--- EXERCISE MATERIALS ---
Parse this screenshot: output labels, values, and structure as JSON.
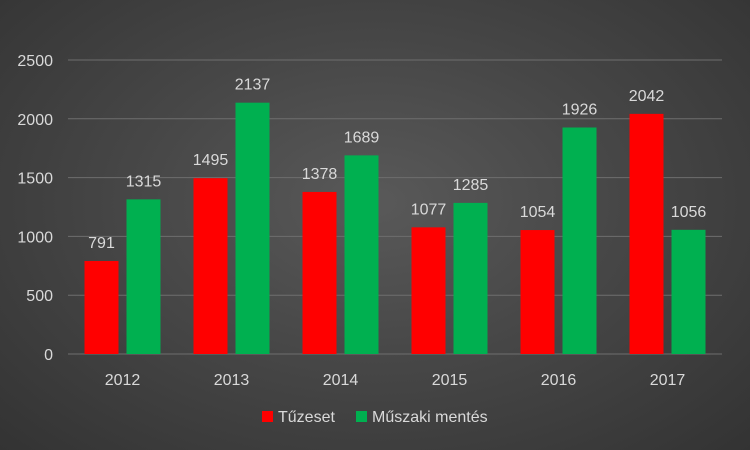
{
  "chart_data": {
    "type": "bar",
    "title": "",
    "xlabel": "",
    "ylabel": "",
    "categories": [
      "2012",
      "2013",
      "2014",
      "2015",
      "2016",
      "2017"
    ],
    "series": [
      {
        "name": "Tűzeset",
        "values": [
          791,
          1495,
          1378,
          1077,
          1054,
          2042
        ],
        "color": "#ff0000"
      },
      {
        "name": "Műszaki mentés",
        "values": [
          1315,
          2137,
          1689,
          1285,
          1926,
          1056
        ],
        "color": "#00b050"
      }
    ],
    "ylim": [
      0,
      2500
    ],
    "yticks": [
      0,
      500,
      1000,
      1500,
      2000,
      2500
    ],
    "grid": true,
    "legend_position": "bottom",
    "data_labels": true
  },
  "colors": {
    "gridline": "#6e6e6e",
    "text": "#d9d9d9"
  }
}
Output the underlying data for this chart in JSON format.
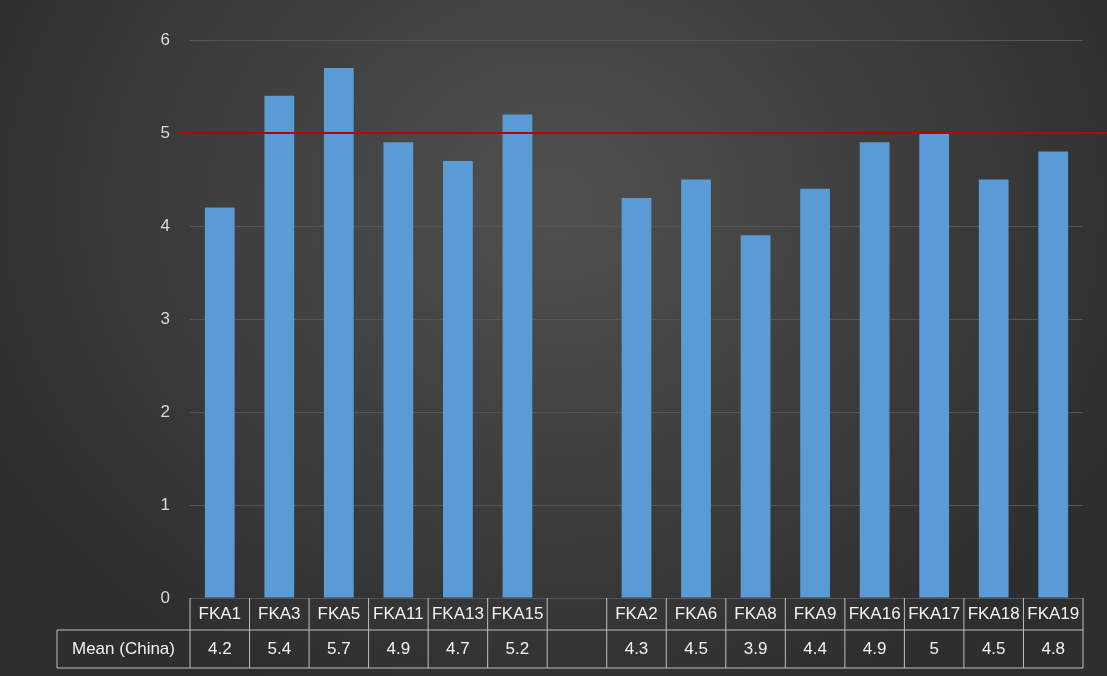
{
  "chart_data": {
    "type": "bar",
    "categories": [
      "FKA1",
      "FKA3",
      "FKA5",
      "FKA11",
      "FKA13",
      "FKA15",
      null,
      "FKA2",
      "FKA6",
      "FKA8",
      "FKA9",
      "FKA16",
      "FKA17",
      "FKA18",
      "FKA19"
    ],
    "series": [
      {
        "name": "Mean (China)",
        "color": "#5b9bd5",
        "values": [
          4.2,
          5.4,
          5.7,
          4.9,
          4.7,
          5.2,
          null,
          4.3,
          4.5,
          3.9,
          4.4,
          4.9,
          5,
          4.5,
          4.8
        ]
      }
    ],
    "ylim": [
      0,
      6
    ],
    "yticks": [
      0,
      1,
      2,
      3,
      4,
      5,
      6
    ],
    "grid": "y",
    "legend": false,
    "data_labels": true,
    "ref_lines": [
      {
        "axis": "y",
        "value": 5,
        "color": "#c00000"
      }
    ]
  }
}
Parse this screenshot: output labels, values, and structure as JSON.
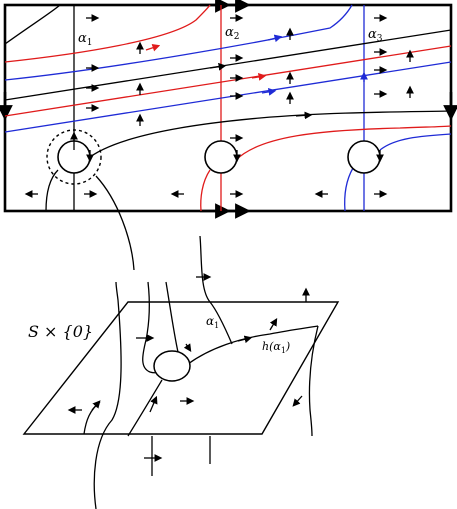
{
  "labels": {
    "alpha1": "α",
    "alpha1_sub": "1",
    "alpha2": "α",
    "alpha2_sub": "2",
    "alpha3": "α",
    "alpha3_sub": "3",
    "alpha1_bottom": "α",
    "alpha1_bottom_sub": "1",
    "h_alpha1": "h(α",
    "h_alpha1_sub": "1",
    "h_alpha1_close": ")",
    "slice": "S × {0}"
  },
  "colors": {
    "red": "#e01b1b",
    "blue": "#1f2bd6",
    "black": "#000000"
  }
}
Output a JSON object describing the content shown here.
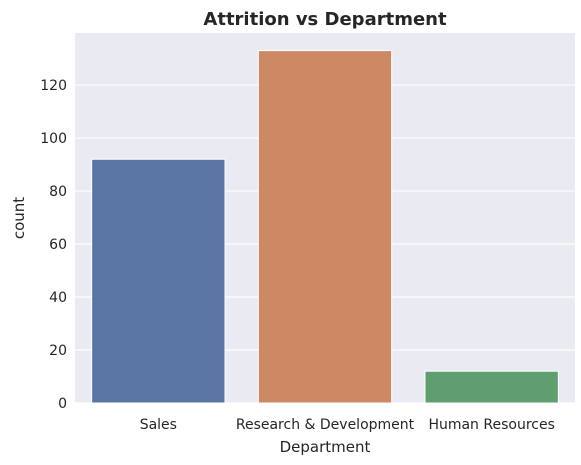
{
  "chart_data": {
    "type": "bar",
    "title": "Attrition vs Department",
    "xlabel": "Department",
    "ylabel": "count",
    "categories": [
      "Sales",
      "Research & Development",
      "Human Resources"
    ],
    "values": [
      92,
      133,
      12
    ],
    "ylim": [
      0,
      139.65
    ],
    "yticks": [
      0,
      20,
      40,
      60,
      80,
      100,
      120
    ],
    "grid": true,
    "colors": {
      "background": "#eaeaf2",
      "grid": "#ffffff",
      "bars": [
        "#5875a4",
        "#cc8963",
        "#5f9e6e"
      ],
      "text": "#262626"
    }
  }
}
---
** TASK TO CARRY OUT **
Extract all the entries word for word; omit any pictures.

** FINAL ANSWER **
Parse this screenshot: output labels, values, and structure as JSON.
{
  "chart_data": {
    "type": "bar",
    "title": "",
    "xlabel": "",
    "ylabel": "",
    "categories": [
      "2012",
      "2013",
      "2014",
      "2015",
      "2016",
      "2017"
    ],
    "series": [
      {
        "name": "Tűzeset",
        "values": [
          791,
          1495,
          1378,
          1077,
          1054,
          2042
        ],
        "color": "#ff0000"
      },
      {
        "name": "Műszaki mentés",
        "values": [
          1315,
          2137,
          1689,
          1285,
          1926,
          1056
        ],
        "color": "#00b050"
      }
    ],
    "ylim": [
      0,
      2500
    ],
    "yticks": [
      0,
      500,
      1000,
      1500,
      2000,
      2500
    ],
    "grid": true,
    "legend_position": "bottom",
    "data_labels": true
  },
  "colors": {
    "gridline": "#6e6e6e",
    "text": "#d9d9d9"
  }
}
Output the underlying data for this chart in JSON format.
{
  "chart_data": {
    "type": "bar",
    "categories": [
      "FKA1",
      "FKA3",
      "FKA5",
      "FKA11",
      "FKA13",
      "FKA15",
      null,
      "FKA2",
      "FKA6",
      "FKA8",
      "FKA9",
      "FKA16",
      "FKA17",
      "FKA18",
      "FKA19"
    ],
    "series": [
      {
        "name": "Mean (China)",
        "color": "#5b9bd5",
        "values": [
          4.2,
          5.4,
          5.7,
          4.9,
          4.7,
          5.2,
          null,
          4.3,
          4.5,
          3.9,
          4.4,
          4.9,
          5,
          4.5,
          4.8
        ]
      }
    ],
    "ylim": [
      0,
      6
    ],
    "yticks": [
      0,
      1,
      2,
      3,
      4,
      5,
      6
    ],
    "grid": "y",
    "legend": false,
    "data_labels": true,
    "ref_lines": [
      {
        "axis": "y",
        "value": 5,
        "color": "#c00000"
      }
    ]
  }
}
Parse this screenshot: output labels, values, and structure as JSON.
{
  "labels": {
    "alpha1": "α",
    "alpha1_sub": "1",
    "alpha2": "α",
    "alpha2_sub": "2",
    "alpha3": "α",
    "alpha3_sub": "3",
    "alpha1_bottom": "α",
    "alpha1_bottom_sub": "1",
    "h_alpha1": "h(α",
    "h_alpha1_sub": "1",
    "h_alpha1_close": ")",
    "slice": "S × {0}"
  },
  "colors": {
    "red": "#e01b1b",
    "blue": "#1f2bd6",
    "black": "#000000"
  }
}
Output a JSON object describing the content shown here.
{
  "chart_data": {
    "type": "bar",
    "title": "Attrition vs Department",
    "xlabel": "Department",
    "ylabel": "count",
    "categories": [
      "Sales",
      "Research & Development",
      "Human Resources"
    ],
    "values": [
      92,
      133,
      12
    ],
    "ylim": [
      0,
      139.65
    ],
    "yticks": [
      0,
      20,
      40,
      60,
      80,
      100,
      120
    ],
    "grid": true,
    "colors": {
      "background": "#eaeaf2",
      "grid": "#ffffff",
      "bars": [
        "#5875a4",
        "#cc8963",
        "#5f9e6e"
      ],
      "text": "#262626"
    }
  }
}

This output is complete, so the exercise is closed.